• Problem to work on: Go through the listing and write out all of it exactly.
==== Exercise materials ====
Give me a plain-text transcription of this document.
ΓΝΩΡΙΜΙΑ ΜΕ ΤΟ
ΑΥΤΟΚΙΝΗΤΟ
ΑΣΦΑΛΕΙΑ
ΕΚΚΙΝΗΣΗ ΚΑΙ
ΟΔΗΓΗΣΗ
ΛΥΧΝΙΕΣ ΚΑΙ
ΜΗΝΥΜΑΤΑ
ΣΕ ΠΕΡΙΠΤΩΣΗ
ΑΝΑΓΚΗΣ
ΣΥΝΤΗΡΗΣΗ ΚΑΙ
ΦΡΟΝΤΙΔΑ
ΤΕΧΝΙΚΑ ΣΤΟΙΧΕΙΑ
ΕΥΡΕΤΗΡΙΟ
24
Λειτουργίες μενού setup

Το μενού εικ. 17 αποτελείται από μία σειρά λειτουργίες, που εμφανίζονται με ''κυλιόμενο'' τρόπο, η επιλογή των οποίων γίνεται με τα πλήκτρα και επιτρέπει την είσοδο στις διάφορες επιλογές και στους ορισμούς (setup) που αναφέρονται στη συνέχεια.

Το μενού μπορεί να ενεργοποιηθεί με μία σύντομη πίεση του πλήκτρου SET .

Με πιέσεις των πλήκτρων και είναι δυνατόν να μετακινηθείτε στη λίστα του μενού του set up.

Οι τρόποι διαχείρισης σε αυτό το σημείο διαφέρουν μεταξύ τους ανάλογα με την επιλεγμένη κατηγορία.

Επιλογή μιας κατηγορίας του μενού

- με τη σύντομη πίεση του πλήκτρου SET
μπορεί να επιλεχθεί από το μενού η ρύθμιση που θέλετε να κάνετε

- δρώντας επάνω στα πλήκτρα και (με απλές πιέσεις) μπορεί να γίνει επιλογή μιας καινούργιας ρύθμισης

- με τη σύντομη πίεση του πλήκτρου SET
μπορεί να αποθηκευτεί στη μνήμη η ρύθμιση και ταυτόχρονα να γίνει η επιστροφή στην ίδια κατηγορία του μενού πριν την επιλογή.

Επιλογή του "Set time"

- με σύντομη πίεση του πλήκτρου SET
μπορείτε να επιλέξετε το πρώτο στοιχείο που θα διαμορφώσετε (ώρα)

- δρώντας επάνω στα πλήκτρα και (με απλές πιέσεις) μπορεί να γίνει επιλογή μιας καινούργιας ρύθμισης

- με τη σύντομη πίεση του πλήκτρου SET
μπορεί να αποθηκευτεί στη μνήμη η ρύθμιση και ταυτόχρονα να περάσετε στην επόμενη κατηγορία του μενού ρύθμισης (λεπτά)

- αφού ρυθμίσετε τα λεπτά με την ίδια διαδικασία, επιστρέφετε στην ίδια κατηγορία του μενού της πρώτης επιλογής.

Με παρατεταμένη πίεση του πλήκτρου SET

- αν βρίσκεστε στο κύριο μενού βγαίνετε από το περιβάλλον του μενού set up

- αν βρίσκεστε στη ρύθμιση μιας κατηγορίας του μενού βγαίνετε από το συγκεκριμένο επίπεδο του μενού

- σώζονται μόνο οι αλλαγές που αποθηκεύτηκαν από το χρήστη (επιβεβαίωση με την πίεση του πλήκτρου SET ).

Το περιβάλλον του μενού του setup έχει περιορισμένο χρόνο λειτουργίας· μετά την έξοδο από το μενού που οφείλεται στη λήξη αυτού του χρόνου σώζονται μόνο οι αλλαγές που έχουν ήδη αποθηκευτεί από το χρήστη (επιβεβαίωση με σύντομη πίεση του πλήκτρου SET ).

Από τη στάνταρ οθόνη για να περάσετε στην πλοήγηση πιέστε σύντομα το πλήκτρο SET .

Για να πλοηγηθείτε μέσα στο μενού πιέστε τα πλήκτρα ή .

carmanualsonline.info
====
• Answer for the task:
Give me a plain-text transcription of this document.
ΓΝΩΡΙΜΙΑ ΜΕ ΤΟ
ΑΥΤΟΚΙΝΗΤΟ
ΑΣΦΑΛΕΙΑ
ΕΚΚΙΝΗΣΗ ΚΑΙ
ΟΔΗΓΗΣΗ
ΛΥΧΝΙΕΣ ΚΑΙ
ΜΗΝΥΜΑΤΑ
ΣΕ ΠΕΡΙΠΤΩΣΗ
ΑΝΑΓΚΗΣ
ΣΥΝΤΗΡΗΣΗ ΚΑΙ
ΦΡΟΝΤΙΔΑ
ΤΕΧΝΙΚΑ ΣΤΟΙΧΕΙΑ
ΕΥΡΕΤΗΡΙΟ
24
Λειτουργίες μενού setup

Το μενού εικ. 17 αποτελείται από μία σειρά λειτουργίες, που εμφανίζονται με ''κυλιόμενο'' τρόπο, η επιλογή των οποίων γίνεται με τα πλήκτρα και επιτρέπει την είσοδο στις διάφορες επιλογές και στους ορισμούς (setup) που αναφέρονται στη συνέχεια.

Το μενού μπορεί να ενεργοποιηθεί με μία σύντομη πίεση του πλήκτρου SET .

Με πιέσεις των πλήκτρων και είναι δυνατόν να μετακινηθείτε στη λίστα του μενού του set up.

Οι τρόποι διαχείρισης σε αυτό το σημείο διαφέρουν μεταξύ τους ανάλογα με την επιλεγμένη κατηγορία.

Επιλογή μιας κατηγορίας του μενού

- με τη σύντομη πίεση του πλήκτρου SET
μπορεί να επιλεχθεί από το μενού η ρύθμιση που θέλετε να κάνετε

- δρώντας επάνω στα πλήκτρα και (με απλές πιέσεις) μπορεί να γίνει επιλογή μιας καινούργιας ρύθμισης

- με τη σύντομη πίεση του πλήκτρου SET
μπορεί να αποθηκευτεί στη μνήμη η ρύθμιση και ταυτόχρονα να γίνει η επιστροφή στην ίδια κατηγορία του μενού πριν την επιλογή.

Επιλογή του "Set time"

- με σύντομη πίεση του πλήκτρου SET
μπορείτε να επιλέξετε το πρώτο στοιχείο που θα διαμορφώσετε (ώρα)

- δρώντας επάνω στα πλήκτρα και (με απλές πιέσεις) μπορεί να γίνει επιλογή μιας καινούργιας ρύθμισης

- με τη σύντομη πίεση του πλήκτρου SET
μπορεί να αποθηκευτεί στη μνήμη η ρύθμιση και ταυτόχρονα να περάσετε στην επόμενη κατηγορία του μενού ρύθμισης (λεπτά)

- αφού ρυθμίσετε τα λεπτά με την ίδια διαδικασία, επιστρέφετε στην ίδια κατηγορία του μενού της πρώτης επιλογής.

Με παρατεταμένη πίεση του πλήκτρου SET

- αν βρίσκεστε στο κύριο μενού βγαίνετε από το περιβάλλον του μενού set up

- αν βρίσκεστε στη ρύθμιση μιας κατηγορίας του μενού βγαίνετε από το συγκεκριμένο επίπεδο του μενού

- σώζονται μόνο οι αλλαγές που αποθηκεύτηκαν από το χρήστη (επιβεβαίωση με την πίεση του πλήκτρου SET ).

Το περιβάλλον του μενού του setup έχει περιορισμένο χρόνο λειτουργίας· μετά την έξοδο από το μενού που οφείλεται στη λήξη αυτού του χρόνου σώζονται μόνο οι αλλαγές που έχουν ήδη αποθηκευτεί από το χρήστη (επιβεβαίωση με σύντομη πίεση του πλήκτρου SET ).

Από τη στάνταρ οθόνη για να περάσετε στην πλοήγηση πιέστε σύντομα το πλήκτρο SET .

Για να πλοηγηθείτε μέσα στο μενού πιέστε τα πλήκτρα ή .

carmanualsonline.info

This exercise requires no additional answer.